(WRITTEN REQUEST)
Exactly as written, please set down all of the entries again, with no pictures.

(INFORMATION PROVIDED)

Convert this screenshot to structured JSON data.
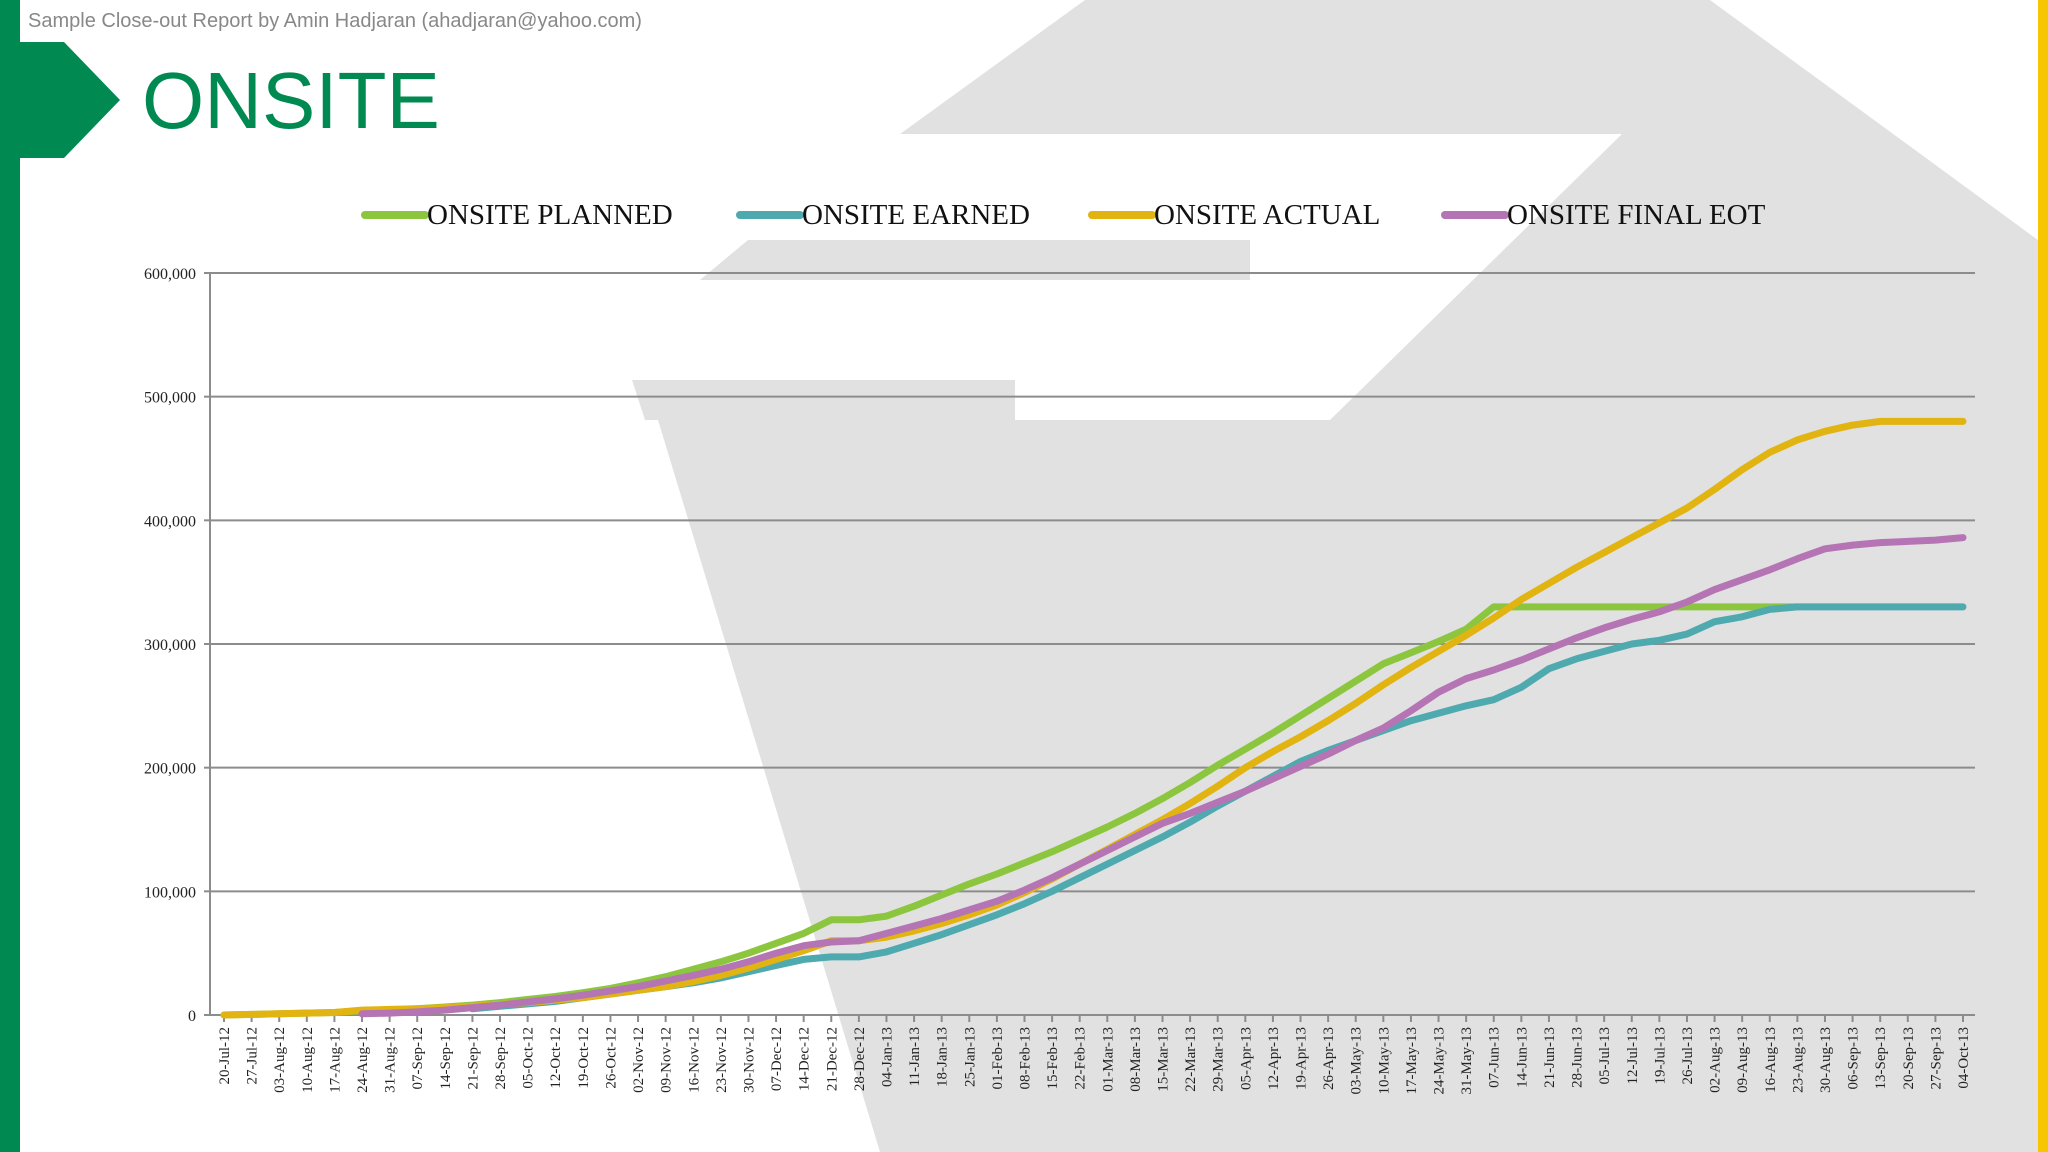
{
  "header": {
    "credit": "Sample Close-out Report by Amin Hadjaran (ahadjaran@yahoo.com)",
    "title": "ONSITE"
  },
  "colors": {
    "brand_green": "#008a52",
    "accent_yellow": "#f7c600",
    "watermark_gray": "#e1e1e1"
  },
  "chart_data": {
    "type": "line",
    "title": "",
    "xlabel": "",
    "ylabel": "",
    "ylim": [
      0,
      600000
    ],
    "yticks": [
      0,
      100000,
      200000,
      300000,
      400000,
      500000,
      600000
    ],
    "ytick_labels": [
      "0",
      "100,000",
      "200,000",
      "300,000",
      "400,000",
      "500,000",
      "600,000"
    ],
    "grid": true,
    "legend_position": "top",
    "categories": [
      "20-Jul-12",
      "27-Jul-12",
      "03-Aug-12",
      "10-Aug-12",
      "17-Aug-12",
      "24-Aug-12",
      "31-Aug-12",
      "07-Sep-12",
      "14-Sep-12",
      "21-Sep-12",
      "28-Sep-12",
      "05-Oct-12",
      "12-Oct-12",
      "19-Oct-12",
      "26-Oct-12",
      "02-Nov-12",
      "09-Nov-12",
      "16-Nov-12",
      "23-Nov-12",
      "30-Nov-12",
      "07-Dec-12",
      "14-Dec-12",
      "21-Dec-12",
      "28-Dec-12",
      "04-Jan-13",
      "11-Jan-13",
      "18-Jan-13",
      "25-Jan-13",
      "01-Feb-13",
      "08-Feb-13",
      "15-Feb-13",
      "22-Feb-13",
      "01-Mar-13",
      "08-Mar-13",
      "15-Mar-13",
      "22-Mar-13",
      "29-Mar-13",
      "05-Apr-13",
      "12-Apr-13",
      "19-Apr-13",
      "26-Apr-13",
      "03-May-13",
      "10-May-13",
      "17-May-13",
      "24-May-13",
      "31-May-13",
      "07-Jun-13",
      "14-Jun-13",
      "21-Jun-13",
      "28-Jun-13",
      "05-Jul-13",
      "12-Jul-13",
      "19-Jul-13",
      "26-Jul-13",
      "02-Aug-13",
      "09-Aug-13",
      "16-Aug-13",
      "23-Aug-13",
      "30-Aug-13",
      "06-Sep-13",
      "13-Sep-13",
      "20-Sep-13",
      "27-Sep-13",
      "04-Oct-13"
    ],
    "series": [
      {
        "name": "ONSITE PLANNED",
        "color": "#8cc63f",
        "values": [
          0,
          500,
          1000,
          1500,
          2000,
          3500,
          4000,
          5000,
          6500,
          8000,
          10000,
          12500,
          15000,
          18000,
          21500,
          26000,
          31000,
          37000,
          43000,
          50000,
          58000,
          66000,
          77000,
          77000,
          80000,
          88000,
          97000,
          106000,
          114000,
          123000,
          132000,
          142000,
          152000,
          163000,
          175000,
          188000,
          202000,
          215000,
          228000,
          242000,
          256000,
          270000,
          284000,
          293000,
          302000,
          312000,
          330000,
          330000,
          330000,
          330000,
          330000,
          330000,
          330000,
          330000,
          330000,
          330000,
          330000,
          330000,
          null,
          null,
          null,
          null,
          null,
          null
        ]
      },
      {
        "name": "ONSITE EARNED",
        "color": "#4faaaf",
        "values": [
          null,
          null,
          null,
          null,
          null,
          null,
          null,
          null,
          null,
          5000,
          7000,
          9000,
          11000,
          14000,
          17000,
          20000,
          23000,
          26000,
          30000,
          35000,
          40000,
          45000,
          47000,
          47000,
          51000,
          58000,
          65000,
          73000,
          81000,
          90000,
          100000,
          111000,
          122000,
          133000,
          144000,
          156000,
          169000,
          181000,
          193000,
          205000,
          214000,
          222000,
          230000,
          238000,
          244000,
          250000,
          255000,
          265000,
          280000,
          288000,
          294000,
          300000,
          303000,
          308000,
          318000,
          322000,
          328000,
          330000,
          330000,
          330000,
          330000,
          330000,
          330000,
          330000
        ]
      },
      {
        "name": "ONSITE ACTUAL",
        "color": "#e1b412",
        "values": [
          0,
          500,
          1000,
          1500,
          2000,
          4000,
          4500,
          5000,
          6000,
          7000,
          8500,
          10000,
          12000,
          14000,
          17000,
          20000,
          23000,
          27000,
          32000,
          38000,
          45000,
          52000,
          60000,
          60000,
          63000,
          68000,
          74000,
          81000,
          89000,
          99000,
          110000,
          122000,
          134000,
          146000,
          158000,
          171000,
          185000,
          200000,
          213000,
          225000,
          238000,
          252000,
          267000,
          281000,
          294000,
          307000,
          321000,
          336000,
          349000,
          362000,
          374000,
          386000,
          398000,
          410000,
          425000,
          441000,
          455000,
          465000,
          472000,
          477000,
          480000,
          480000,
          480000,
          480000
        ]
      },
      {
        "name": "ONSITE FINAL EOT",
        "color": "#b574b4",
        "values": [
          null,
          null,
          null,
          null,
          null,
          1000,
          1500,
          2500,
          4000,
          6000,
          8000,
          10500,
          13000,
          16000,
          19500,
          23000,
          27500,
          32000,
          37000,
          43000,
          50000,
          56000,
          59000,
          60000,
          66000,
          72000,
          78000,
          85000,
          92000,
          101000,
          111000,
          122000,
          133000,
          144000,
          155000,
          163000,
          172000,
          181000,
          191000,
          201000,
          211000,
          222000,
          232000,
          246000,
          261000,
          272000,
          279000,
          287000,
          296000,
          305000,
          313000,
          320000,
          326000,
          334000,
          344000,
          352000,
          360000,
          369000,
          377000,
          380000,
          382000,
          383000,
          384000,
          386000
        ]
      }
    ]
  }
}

(OUTPUT OF THE TASK)
Convert this screenshot to structured JSON data.
{
  "header": {
    "credit": "Sample Close-out Report by Amin Hadjaran (ahadjaran@yahoo.com)",
    "title": "ONSITE"
  },
  "colors": {
    "brand_green": "#008a52",
    "accent_yellow": "#f7c600",
    "watermark_gray": "#e1e1e1"
  },
  "chart_data": {
    "type": "line",
    "title": "",
    "xlabel": "",
    "ylabel": "",
    "ylim": [
      0,
      600000
    ],
    "yticks": [
      0,
      100000,
      200000,
      300000,
      400000,
      500000,
      600000
    ],
    "ytick_labels": [
      "0",
      "100,000",
      "200,000",
      "300,000",
      "400,000",
      "500,000",
      "600,000"
    ],
    "grid": true,
    "legend_position": "top",
    "categories": [
      "20-Jul-12",
      "27-Jul-12",
      "03-Aug-12",
      "10-Aug-12",
      "17-Aug-12",
      "24-Aug-12",
      "31-Aug-12",
      "07-Sep-12",
      "14-Sep-12",
      "21-Sep-12",
      "28-Sep-12",
      "05-Oct-12",
      "12-Oct-12",
      "19-Oct-12",
      "26-Oct-12",
      "02-Nov-12",
      "09-Nov-12",
      "16-Nov-12",
      "23-Nov-12",
      "30-Nov-12",
      "07-Dec-12",
      "14-Dec-12",
      "21-Dec-12",
      "28-Dec-12",
      "04-Jan-13",
      "11-Jan-13",
      "18-Jan-13",
      "25-Jan-13",
      "01-Feb-13",
      "08-Feb-13",
      "15-Feb-13",
      "22-Feb-13",
      "01-Mar-13",
      "08-Mar-13",
      "15-Mar-13",
      "22-Mar-13",
      "29-Mar-13",
      "05-Apr-13",
      "12-Apr-13",
      "19-Apr-13",
      "26-Apr-13",
      "03-May-13",
      "10-May-13",
      "17-May-13",
      "24-May-13",
      "31-May-13",
      "07-Jun-13",
      "14-Jun-13",
      "21-Jun-13",
      "28-Jun-13",
      "05-Jul-13",
      "12-Jul-13",
      "19-Jul-13",
      "26-Jul-13",
      "02-Aug-13",
      "09-Aug-13",
      "16-Aug-13",
      "23-Aug-13",
      "30-Aug-13",
      "06-Sep-13",
      "13-Sep-13",
      "20-Sep-13",
      "27-Sep-13",
      "04-Oct-13"
    ],
    "series": [
      {
        "name": "ONSITE PLANNED",
        "color": "#8cc63f",
        "values": [
          0,
          500,
          1000,
          1500,
          2000,
          3500,
          4000,
          5000,
          6500,
          8000,
          10000,
          12500,
          15000,
          18000,
          21500,
          26000,
          31000,
          37000,
          43000,
          50000,
          58000,
          66000,
          77000,
          77000,
          80000,
          88000,
          97000,
          106000,
          114000,
          123000,
          132000,
          142000,
          152000,
          163000,
          175000,
          188000,
          202000,
          215000,
          228000,
          242000,
          256000,
          270000,
          284000,
          293000,
          302000,
          312000,
          330000,
          330000,
          330000,
          330000,
          330000,
          330000,
          330000,
          330000,
          330000,
          330000,
          330000,
          330000,
          null,
          null,
          null,
          null,
          null,
          null
        ]
      },
      {
        "name": "ONSITE EARNED",
        "color": "#4faaaf",
        "values": [
          null,
          null,
          null,
          null,
          null,
          null,
          null,
          null,
          null,
          5000,
          7000,
          9000,
          11000,
          14000,
          17000,
          20000,
          23000,
          26000,
          30000,
          35000,
          40000,
          45000,
          47000,
          47000,
          51000,
          58000,
          65000,
          73000,
          81000,
          90000,
          100000,
          111000,
          122000,
          133000,
          144000,
          156000,
          169000,
          181000,
          193000,
          205000,
          214000,
          222000,
          230000,
          238000,
          244000,
          250000,
          255000,
          265000,
          280000,
          288000,
          294000,
          300000,
          303000,
          308000,
          318000,
          322000,
          328000,
          330000,
          330000,
          330000,
          330000,
          330000,
          330000,
          330000
        ]
      },
      {
        "name": "ONSITE ACTUAL",
        "color": "#e1b412",
        "values": [
          0,
          500,
          1000,
          1500,
          2000,
          4000,
          4500,
          5000,
          6000,
          7000,
          8500,
          10000,
          12000,
          14000,
          17000,
          20000,
          23000,
          27000,
          32000,
          38000,
          45000,
          52000,
          60000,
          60000,
          63000,
          68000,
          74000,
          81000,
          89000,
          99000,
          110000,
          122000,
          134000,
          146000,
          158000,
          171000,
          185000,
          200000,
          213000,
          225000,
          238000,
          252000,
          267000,
          281000,
          294000,
          307000,
          321000,
          336000,
          349000,
          362000,
          374000,
          386000,
          398000,
          410000,
          425000,
          441000,
          455000,
          465000,
          472000,
          477000,
          480000,
          480000,
          480000,
          480000
        ]
      },
      {
        "name": "ONSITE FINAL EOT",
        "color": "#b574b4",
        "values": [
          null,
          null,
          null,
          null,
          null,
          1000,
          1500,
          2500,
          4000,
          6000,
          8000,
          10500,
          13000,
          16000,
          19500,
          23000,
          27500,
          32000,
          37000,
          43000,
          50000,
          56000,
          59000,
          60000,
          66000,
          72000,
          78000,
          85000,
          92000,
          101000,
          111000,
          122000,
          133000,
          144000,
          155000,
          163000,
          172000,
          181000,
          191000,
          201000,
          211000,
          222000,
          232000,
          246000,
          261000,
          272000,
          279000,
          287000,
          296000,
          305000,
          313000,
          320000,
          326000,
          334000,
          344000,
          352000,
          360000,
          369000,
          377000,
          380000,
          382000,
          383000,
          384000,
          386000
        ]
      }
    ]
  }
}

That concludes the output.